Description of the task
Single out each line with the word "riders" and copy it.

# # #

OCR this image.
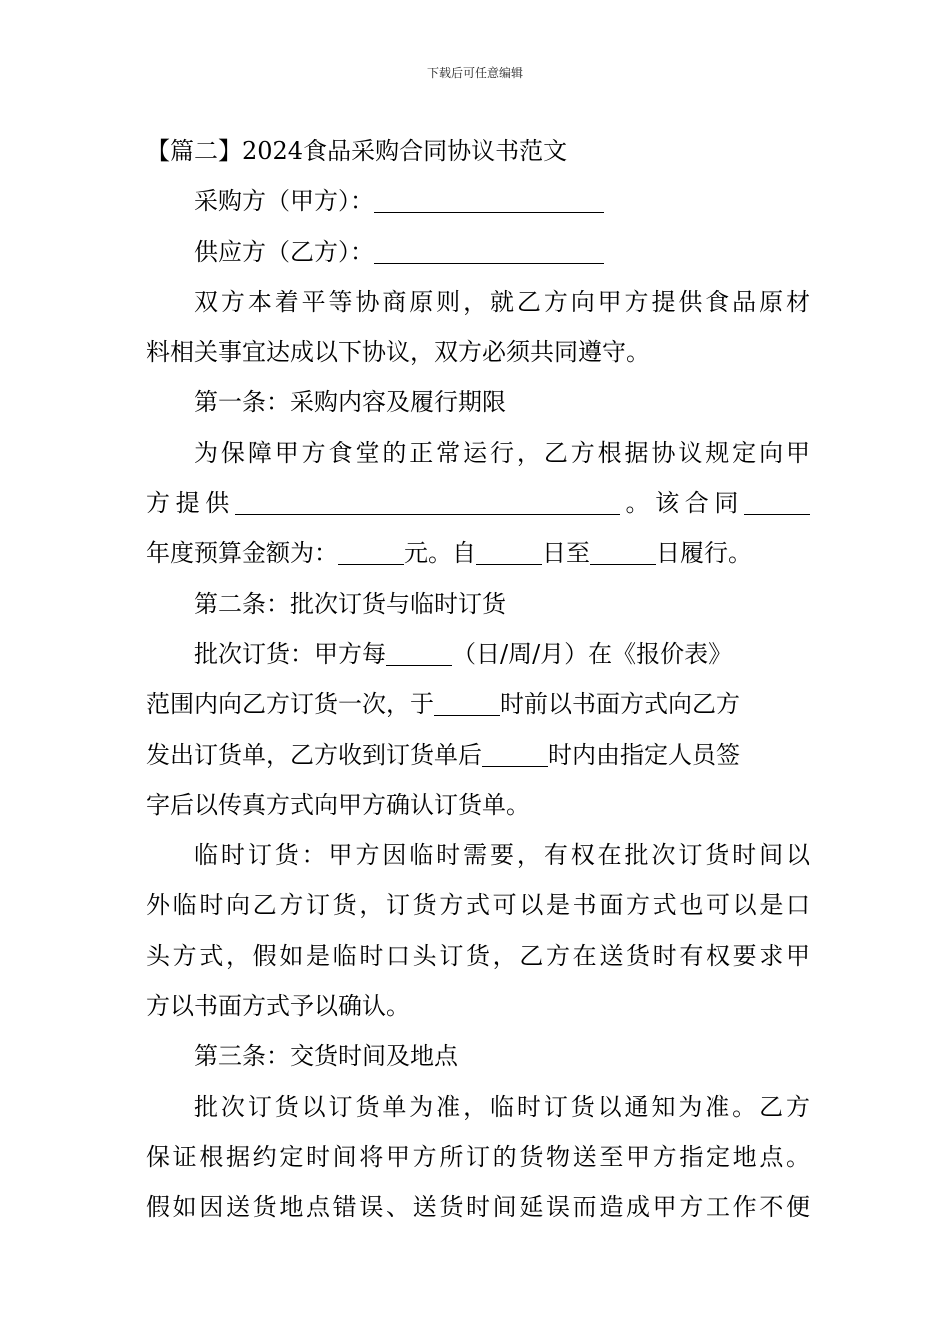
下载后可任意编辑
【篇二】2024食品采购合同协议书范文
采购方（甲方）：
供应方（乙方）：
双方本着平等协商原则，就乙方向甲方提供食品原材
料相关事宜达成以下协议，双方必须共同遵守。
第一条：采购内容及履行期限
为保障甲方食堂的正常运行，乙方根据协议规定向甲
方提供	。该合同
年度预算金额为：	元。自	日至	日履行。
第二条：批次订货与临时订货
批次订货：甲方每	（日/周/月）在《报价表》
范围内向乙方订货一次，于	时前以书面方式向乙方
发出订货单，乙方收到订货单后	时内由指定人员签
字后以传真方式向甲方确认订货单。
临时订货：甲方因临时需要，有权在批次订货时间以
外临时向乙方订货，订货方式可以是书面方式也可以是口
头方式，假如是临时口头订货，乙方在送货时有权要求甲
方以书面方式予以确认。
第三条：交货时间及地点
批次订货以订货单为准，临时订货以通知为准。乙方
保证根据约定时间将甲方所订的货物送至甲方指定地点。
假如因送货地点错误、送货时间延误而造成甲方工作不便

# # #

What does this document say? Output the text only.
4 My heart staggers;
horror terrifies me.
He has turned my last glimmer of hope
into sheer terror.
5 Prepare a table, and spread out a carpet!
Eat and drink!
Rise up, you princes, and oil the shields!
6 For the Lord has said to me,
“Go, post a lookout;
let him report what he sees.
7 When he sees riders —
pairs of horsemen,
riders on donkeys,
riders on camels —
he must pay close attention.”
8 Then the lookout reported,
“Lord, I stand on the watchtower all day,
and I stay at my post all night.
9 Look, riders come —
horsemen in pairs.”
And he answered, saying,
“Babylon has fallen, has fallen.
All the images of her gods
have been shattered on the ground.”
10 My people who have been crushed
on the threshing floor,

# # #

Correct answer
7 When he sees riders —
riders on donkeys,
riders on camels —
9 Look, riders come —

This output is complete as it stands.